* [STATED PROBLEM]: Scan the data below for the string "Tereftalato". Copy every line where it appears.

* [RECORDS FOR THE TASK]:
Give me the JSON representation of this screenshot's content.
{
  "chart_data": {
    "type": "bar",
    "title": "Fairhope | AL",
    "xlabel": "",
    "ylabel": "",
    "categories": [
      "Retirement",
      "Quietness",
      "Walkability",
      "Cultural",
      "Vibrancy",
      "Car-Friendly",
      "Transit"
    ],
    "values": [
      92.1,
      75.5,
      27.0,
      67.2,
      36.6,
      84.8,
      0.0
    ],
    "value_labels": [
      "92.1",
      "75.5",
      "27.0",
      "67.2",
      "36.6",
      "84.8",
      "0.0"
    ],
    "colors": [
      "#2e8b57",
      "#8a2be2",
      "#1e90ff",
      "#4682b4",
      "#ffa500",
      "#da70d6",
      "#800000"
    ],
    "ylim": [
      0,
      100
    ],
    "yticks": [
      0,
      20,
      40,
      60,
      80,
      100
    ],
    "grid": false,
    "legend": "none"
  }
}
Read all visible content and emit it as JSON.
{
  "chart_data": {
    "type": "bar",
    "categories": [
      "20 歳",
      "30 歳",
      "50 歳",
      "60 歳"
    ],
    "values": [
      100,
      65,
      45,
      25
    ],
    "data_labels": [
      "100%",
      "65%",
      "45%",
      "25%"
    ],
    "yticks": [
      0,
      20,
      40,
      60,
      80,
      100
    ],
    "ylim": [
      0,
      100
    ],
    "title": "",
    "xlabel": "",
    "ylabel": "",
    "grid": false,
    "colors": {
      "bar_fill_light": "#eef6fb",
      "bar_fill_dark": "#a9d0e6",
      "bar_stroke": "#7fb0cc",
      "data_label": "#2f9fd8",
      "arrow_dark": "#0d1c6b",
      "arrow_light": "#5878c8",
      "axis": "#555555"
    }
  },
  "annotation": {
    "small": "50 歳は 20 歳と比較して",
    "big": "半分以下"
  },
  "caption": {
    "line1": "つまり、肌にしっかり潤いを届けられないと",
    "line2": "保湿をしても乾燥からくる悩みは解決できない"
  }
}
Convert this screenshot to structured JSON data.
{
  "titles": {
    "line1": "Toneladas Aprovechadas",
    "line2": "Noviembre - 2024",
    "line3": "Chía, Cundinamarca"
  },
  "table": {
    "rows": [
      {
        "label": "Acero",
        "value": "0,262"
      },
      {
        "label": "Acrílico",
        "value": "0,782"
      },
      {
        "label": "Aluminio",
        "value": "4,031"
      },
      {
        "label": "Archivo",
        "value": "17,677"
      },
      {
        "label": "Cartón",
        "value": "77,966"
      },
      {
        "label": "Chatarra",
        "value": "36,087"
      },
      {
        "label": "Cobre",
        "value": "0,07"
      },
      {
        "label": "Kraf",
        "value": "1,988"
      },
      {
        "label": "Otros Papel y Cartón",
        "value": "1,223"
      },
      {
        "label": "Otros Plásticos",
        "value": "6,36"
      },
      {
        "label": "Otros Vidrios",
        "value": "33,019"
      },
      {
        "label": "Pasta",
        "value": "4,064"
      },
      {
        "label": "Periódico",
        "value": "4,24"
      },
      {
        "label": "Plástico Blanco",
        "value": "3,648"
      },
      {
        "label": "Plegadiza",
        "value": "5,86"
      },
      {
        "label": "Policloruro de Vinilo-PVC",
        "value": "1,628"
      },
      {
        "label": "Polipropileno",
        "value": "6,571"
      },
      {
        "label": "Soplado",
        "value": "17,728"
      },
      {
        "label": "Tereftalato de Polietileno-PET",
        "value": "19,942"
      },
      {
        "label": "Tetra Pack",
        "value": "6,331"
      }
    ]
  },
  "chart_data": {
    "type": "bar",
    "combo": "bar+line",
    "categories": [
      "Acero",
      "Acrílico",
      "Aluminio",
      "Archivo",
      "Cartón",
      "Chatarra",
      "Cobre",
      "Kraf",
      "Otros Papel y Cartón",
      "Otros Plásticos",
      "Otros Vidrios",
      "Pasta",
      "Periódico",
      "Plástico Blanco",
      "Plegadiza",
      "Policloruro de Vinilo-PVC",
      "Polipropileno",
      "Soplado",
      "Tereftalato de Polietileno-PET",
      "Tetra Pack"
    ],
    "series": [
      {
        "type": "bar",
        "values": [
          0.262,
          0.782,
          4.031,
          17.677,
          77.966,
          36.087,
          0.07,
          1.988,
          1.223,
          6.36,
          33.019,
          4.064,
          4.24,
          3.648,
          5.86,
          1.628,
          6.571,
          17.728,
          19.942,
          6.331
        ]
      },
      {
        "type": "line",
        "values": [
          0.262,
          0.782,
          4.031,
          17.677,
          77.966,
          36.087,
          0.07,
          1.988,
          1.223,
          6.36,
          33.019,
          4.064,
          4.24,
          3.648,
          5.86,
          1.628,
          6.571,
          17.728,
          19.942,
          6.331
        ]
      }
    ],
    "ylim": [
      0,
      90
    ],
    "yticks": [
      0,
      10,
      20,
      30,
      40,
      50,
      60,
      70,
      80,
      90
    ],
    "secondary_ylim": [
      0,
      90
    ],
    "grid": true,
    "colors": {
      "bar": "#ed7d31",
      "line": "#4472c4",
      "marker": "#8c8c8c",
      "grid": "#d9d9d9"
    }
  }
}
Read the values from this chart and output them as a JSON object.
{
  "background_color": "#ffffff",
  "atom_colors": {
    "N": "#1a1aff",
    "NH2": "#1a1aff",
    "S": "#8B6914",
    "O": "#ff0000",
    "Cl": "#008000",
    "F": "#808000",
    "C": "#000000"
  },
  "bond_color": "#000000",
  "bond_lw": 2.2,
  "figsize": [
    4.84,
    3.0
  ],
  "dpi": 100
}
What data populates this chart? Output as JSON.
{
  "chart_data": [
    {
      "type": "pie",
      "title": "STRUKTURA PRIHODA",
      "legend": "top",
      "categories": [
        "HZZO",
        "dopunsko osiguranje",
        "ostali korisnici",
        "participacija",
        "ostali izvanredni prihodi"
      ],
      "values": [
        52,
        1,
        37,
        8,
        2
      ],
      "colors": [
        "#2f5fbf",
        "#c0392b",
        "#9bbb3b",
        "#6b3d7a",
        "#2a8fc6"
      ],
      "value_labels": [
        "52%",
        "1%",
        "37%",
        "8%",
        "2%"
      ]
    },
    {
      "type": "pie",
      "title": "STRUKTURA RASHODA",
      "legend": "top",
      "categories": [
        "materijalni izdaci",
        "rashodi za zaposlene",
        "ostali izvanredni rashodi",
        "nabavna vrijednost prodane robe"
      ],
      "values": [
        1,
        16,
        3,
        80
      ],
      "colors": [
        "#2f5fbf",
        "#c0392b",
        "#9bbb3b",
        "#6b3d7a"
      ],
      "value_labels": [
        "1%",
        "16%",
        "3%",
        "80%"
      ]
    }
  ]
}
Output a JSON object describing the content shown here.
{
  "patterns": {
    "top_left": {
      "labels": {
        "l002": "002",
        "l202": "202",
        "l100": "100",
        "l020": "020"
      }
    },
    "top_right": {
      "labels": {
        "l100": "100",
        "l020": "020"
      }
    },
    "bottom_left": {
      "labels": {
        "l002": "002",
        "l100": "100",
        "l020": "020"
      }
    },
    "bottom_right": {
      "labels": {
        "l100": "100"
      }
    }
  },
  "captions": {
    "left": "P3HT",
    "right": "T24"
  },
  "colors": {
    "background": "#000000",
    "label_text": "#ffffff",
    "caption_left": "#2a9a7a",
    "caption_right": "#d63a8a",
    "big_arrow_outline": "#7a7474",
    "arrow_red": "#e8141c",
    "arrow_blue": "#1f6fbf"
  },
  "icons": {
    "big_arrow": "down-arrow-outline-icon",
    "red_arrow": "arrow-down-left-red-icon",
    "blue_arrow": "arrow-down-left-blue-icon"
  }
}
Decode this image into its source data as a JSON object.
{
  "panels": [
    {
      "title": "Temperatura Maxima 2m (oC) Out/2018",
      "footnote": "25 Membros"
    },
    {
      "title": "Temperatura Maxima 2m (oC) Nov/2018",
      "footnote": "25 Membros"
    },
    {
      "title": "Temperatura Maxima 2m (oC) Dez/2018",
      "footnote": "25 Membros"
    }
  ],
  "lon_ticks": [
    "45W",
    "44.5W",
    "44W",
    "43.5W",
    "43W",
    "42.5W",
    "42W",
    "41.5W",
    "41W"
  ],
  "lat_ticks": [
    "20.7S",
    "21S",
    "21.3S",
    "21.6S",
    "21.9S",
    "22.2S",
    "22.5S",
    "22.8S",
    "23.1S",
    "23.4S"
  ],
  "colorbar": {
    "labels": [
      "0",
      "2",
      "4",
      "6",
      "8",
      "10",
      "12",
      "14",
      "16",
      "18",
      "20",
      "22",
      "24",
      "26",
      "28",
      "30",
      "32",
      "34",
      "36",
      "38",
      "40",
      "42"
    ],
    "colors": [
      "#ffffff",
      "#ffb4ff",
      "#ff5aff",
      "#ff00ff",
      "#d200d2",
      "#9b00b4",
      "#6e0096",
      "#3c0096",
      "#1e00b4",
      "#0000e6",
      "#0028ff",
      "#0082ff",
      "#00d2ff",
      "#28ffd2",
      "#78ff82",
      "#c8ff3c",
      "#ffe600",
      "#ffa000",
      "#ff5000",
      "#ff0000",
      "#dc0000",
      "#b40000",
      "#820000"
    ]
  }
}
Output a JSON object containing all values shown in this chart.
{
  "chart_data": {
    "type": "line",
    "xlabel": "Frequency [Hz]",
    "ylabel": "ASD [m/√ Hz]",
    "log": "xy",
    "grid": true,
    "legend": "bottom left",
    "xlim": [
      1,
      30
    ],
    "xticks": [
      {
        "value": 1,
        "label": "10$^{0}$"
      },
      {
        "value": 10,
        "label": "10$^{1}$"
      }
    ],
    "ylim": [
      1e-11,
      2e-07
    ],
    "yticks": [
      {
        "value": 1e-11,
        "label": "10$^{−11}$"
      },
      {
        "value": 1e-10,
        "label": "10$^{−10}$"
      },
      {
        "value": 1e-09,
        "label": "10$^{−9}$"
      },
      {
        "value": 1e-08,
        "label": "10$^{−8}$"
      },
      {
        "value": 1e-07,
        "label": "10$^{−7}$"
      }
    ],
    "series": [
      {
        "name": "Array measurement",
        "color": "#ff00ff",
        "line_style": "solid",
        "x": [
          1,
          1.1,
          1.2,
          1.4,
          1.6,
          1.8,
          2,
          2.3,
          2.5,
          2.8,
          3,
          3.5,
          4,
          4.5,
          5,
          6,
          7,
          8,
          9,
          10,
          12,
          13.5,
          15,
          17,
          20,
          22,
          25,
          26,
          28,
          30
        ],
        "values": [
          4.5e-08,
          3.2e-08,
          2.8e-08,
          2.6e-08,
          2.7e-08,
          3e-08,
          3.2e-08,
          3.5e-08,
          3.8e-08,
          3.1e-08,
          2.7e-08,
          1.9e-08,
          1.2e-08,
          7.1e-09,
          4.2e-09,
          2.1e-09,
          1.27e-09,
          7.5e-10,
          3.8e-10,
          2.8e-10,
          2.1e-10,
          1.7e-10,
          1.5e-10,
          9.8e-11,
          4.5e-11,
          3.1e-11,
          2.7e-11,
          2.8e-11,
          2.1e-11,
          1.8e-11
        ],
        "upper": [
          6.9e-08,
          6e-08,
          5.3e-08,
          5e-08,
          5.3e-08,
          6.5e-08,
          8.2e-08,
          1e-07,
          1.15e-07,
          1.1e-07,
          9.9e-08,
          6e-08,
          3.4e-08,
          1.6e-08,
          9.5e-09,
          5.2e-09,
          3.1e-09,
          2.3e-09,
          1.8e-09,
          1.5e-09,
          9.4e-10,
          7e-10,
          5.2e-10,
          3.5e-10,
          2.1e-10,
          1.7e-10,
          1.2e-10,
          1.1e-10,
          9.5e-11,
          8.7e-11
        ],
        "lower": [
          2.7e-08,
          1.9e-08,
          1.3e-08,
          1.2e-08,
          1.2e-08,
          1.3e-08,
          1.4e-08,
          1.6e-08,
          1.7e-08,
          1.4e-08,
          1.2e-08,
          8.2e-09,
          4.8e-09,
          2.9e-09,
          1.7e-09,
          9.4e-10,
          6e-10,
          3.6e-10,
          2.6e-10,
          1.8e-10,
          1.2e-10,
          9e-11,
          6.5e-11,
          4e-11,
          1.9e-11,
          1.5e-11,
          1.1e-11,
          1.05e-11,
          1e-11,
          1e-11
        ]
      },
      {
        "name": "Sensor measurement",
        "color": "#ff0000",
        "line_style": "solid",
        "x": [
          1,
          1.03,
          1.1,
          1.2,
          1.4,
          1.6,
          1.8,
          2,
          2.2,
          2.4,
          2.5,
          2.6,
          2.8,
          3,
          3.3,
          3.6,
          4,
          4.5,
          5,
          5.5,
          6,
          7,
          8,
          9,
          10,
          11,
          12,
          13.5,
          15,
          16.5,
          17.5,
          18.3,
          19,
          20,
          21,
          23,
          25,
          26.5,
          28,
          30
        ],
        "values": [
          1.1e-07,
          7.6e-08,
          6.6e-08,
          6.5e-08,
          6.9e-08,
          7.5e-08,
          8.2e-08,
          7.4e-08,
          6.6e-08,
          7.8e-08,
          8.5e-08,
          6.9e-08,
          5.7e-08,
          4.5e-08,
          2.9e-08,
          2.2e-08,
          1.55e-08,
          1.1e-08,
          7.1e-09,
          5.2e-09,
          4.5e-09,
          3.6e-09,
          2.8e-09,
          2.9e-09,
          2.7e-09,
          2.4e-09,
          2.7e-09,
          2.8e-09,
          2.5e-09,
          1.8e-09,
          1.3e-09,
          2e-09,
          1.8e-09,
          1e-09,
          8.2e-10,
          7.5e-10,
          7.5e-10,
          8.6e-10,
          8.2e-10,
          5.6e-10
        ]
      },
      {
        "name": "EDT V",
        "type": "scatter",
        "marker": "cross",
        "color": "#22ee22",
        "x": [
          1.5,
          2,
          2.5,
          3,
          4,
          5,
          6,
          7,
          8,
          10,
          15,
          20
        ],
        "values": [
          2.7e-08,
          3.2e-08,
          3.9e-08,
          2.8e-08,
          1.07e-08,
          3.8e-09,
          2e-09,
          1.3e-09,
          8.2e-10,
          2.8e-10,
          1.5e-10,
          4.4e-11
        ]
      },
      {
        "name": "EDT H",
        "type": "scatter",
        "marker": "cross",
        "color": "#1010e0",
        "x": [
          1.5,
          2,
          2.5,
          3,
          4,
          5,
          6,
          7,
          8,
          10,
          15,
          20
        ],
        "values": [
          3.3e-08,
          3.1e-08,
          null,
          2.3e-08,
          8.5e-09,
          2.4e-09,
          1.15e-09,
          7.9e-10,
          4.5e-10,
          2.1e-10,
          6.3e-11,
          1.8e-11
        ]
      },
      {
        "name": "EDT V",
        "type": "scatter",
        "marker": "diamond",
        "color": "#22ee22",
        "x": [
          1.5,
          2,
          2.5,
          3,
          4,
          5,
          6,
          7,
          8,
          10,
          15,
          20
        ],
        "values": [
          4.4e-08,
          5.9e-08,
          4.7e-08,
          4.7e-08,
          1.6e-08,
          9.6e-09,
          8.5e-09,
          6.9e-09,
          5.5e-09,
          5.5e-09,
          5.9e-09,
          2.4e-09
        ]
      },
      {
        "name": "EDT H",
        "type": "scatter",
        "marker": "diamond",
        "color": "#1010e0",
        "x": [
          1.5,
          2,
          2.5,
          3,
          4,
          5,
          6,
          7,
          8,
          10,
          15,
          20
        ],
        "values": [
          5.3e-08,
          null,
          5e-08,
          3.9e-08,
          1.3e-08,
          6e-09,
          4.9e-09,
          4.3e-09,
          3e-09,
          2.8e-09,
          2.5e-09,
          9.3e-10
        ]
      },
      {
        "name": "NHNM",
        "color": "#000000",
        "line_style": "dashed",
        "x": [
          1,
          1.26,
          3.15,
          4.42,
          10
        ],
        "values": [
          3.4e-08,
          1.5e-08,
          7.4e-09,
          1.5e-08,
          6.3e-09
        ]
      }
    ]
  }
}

* [RESULT]:
        "label": "Tereftalato de Polietileno-PET",
      "Tereftalato de Polietileno-PET",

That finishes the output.